--- Start of RECORDS FOR THE EXERCISE ---

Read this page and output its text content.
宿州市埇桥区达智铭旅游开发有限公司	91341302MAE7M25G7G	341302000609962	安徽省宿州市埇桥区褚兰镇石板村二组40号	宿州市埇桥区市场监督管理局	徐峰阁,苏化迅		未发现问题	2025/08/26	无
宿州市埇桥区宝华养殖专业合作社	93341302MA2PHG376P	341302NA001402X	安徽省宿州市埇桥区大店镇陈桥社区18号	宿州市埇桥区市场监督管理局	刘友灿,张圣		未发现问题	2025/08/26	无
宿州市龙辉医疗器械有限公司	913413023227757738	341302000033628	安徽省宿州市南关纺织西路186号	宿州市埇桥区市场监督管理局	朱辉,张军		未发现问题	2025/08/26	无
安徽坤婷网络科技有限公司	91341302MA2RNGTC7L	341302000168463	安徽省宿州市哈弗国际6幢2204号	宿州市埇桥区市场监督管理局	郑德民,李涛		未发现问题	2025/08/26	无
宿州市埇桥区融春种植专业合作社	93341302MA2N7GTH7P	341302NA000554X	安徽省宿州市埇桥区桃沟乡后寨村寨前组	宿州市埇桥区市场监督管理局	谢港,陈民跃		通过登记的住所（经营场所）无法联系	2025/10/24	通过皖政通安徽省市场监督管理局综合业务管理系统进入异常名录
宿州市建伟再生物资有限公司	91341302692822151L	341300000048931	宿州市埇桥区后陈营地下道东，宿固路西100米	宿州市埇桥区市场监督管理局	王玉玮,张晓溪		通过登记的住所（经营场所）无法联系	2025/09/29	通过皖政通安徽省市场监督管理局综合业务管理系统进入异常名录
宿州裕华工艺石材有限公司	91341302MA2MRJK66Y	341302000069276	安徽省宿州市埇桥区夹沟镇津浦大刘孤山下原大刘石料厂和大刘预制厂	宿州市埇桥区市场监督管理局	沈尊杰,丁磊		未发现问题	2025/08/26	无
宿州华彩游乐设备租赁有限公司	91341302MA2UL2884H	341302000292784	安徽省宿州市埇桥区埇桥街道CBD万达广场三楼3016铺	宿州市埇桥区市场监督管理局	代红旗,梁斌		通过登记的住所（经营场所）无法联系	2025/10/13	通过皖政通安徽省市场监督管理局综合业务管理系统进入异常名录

--- End of RECORDS FOR THE EXERCISE ---

:: PROBLEM DESCRIPTION ::
Write the whole listing out again. Keep every line exactly as it is.

:: THE REPLY ::
Read this page and output its text content.
宿州市埇桥区达智铭旅游开发有限公司	91341302MAE7M25G7G	341302000609962	安徽省宿州市埇桥区褚兰镇石板村二组40号	宿州市埇桥区市场监督管理局	徐峰阁,苏化迅		未发现问题	2025/08/26	无
宿州市埇桥区宝华养殖专业合作社	93341302MA2PHG376P	341302NA001402X	安徽省宿州市埇桥区大店镇陈桥社区18号	宿州市埇桥区市场监督管理局	刘友灿,张圣		未发现问题	2025/08/26	无
宿州市龙辉医疗器械有限公司	913413023227757738	341302000033628	安徽省宿州市南关纺织西路186号	宿州市埇桥区市场监督管理局	朱辉,张军		未发现问题	2025/08/26	无
安徽坤婷网络科技有限公司	91341302MA2RNGTC7L	341302000168463	安徽省宿州市哈弗国际6幢2204号	宿州市埇桥区市场监督管理局	郑德民,李涛		未发现问题	2025/08/26	无
宿州市埇桥区融春种植专业合作社	93341302MA2N7GTH7P	341302NA000554X	安徽省宿州市埇桥区桃沟乡后寨村寨前组	宿州市埇桥区市场监督管理局	谢港,陈民跃		通过登记的住所（经营场所）无法联系	2025/10/24	通过皖政通安徽省市场监督管理局综合业务管理系统进入异常名录
宿州市建伟再生物资有限公司	91341302692822151L	341300000048931	宿州市埇桥区后陈营地下道东，宿固路西100米	宿州市埇桥区市场监督管理局	王玉玮,张晓溪		通过登记的住所（经营场所）无法联系	2025/09/29	通过皖政通安徽省市场监督管理局综合业务管理系统进入异常名录
宿州裕华工艺石材有限公司	91341302MA2MRJK66Y	341302000069276	安徽省宿州市埇桥区夹沟镇津浦大刘孤山下原大刘石料厂和大刘预制厂	宿州市埇桥区市场监督管理局	沈尊杰,丁磊		未发现问题	2025/08/26	无
宿州华彩游乐设备租赁有限公司	91341302MA2UL2884H	341302000292784	安徽省宿州市埇桥区埇桥街道CBD万达广场三楼3016铺	宿州市埇桥区市场监督管理局	代红旗,梁斌		通过登记的住所（经营场所）无法联系	2025/10/13	通过皖政通安徽省市场监督管理局综合业务管理系统进入异常名录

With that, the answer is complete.